━━━ Given data
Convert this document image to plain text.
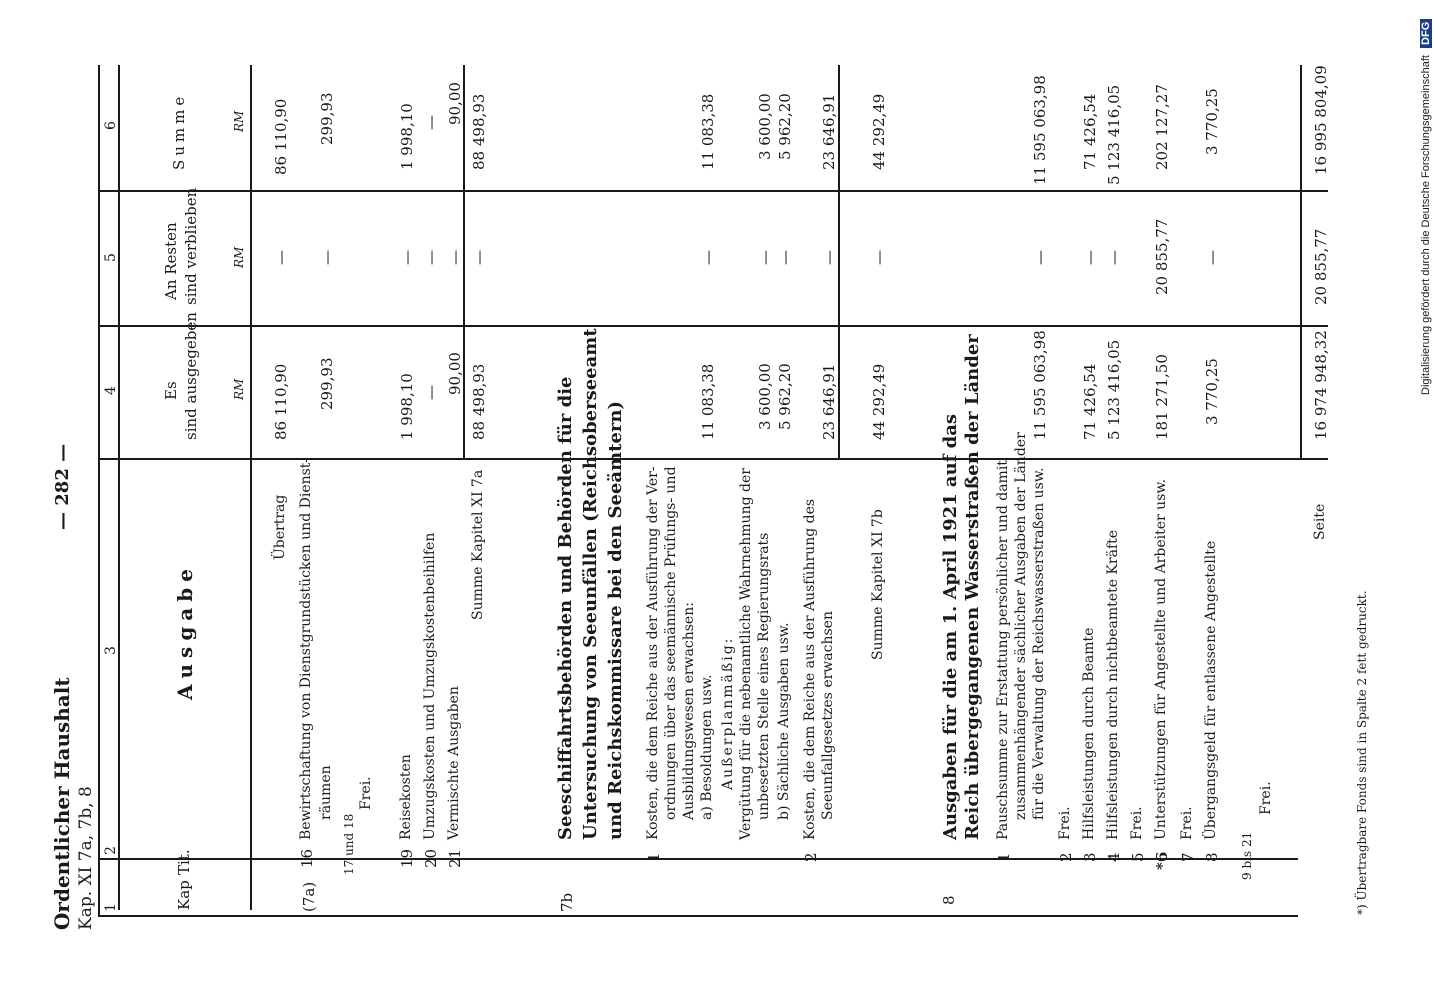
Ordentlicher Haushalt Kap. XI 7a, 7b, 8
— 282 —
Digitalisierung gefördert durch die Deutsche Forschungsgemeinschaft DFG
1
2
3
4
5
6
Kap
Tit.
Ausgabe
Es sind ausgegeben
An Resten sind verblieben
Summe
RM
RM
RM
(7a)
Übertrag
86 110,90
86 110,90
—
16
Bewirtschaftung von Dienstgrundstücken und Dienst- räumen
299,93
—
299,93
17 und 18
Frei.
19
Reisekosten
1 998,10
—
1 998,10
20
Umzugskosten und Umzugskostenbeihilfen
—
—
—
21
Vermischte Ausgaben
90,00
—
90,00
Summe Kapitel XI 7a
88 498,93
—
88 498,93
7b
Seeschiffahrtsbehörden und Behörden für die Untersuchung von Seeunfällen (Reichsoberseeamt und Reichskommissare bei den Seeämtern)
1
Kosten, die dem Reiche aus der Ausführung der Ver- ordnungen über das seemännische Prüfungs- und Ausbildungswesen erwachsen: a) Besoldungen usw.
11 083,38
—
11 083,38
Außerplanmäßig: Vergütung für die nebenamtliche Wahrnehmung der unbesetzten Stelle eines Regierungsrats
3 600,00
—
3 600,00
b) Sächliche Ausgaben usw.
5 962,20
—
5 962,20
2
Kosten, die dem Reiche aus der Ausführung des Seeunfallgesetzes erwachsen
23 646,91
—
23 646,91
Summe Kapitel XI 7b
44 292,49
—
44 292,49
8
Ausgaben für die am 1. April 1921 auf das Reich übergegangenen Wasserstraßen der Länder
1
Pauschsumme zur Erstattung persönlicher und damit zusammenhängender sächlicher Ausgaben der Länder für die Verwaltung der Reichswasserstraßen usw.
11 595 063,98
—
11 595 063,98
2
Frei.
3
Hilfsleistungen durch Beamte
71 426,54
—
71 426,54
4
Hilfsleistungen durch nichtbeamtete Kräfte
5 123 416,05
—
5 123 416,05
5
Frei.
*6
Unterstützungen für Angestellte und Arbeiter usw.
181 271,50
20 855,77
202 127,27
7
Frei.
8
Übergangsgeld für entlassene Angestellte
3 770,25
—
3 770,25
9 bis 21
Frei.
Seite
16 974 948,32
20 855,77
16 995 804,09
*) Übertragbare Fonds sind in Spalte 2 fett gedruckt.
━━━━━━
Output, exactly, all the records above; include no pictures.

Right answer:
Convert this document image to plain text.
Ordentlicher Haushalt Kap. XI 7a, 7b, 8
— 282 —
Digitalisierung gefördert durch die Deutsche Forschungsgemeinschaft DFG
1
2
3
4
5
6
Kap
Tit.
Ausgabe
Es sind ausgegeben
An Resten sind verblieben
Summe
RM
RM
RM
(7a)
Übertrag
86 110,90
86 110,90
—
16
Bewirtschaftung von Dienstgrundstücken und Dienst- räumen
299,93
—
299,93
17 und 18
Frei.
19
Reisekosten
1 998,10
—
1 998,10
20
Umzugskosten und Umzugskostenbeihilfen
—
—
—
21
Vermischte Ausgaben
90,00
—
90,00
Summe Kapitel XI 7a
88 498,93
—
88 498,93
7b
Seeschiffahrtsbehörden und Behörden für die Untersuchung von Seeunfällen (Reichsoberseeamt und Reichskommissare bei den Seeämtern)
1
Kosten, die dem Reiche aus der Ausführung der Ver- ordnungen über das seemännische Prüfungs- und Ausbildungswesen erwachsen: a) Besoldungen usw.
11 083,38
—
11 083,38
Außerplanmäßig: Vergütung für die nebenamtliche Wahrnehmung der unbesetzten Stelle eines Regierungsrats
3 600,00
—
3 600,00
b) Sächliche Ausgaben usw.
5 962,20
—
5 962,20
2
Kosten, die dem Reiche aus der Ausführung des Seeunfallgesetzes erwachsen
23 646,91
—
23 646,91
Summe Kapitel XI 7b
44 292,49
—
44 292,49
8
Ausgaben für die am 1. April 1921 auf das Reich übergegangenen Wasserstraßen der Länder
1
Pauschsumme zur Erstattung persönlicher und damit zusammenhängender sächlicher Ausgaben der Länder für die Verwaltung der Reichswasserstraßen usw.
11 595 063,98
—
11 595 063,98
2
Frei.
3
Hilfsleistungen durch Beamte
71 426,54
—
71 426,54
4
Hilfsleistungen durch nichtbeamtete Kräfte
5 123 416,05
—
5 123 416,05
5
Frei.
*6
Unterstützungen für Angestellte und Arbeiter usw.
181 271,50
20 855,77
202 127,27
7
Frei.
8
Übergangsgeld für entlassene Angestellte
3 770,25
—
3 770,25
9 bis 21
Frei.
Seite
16 974 948,32
20 855,77
16 995 804,09
*) Übertragbare Fonds sind in Spalte 2 fett gedruckt.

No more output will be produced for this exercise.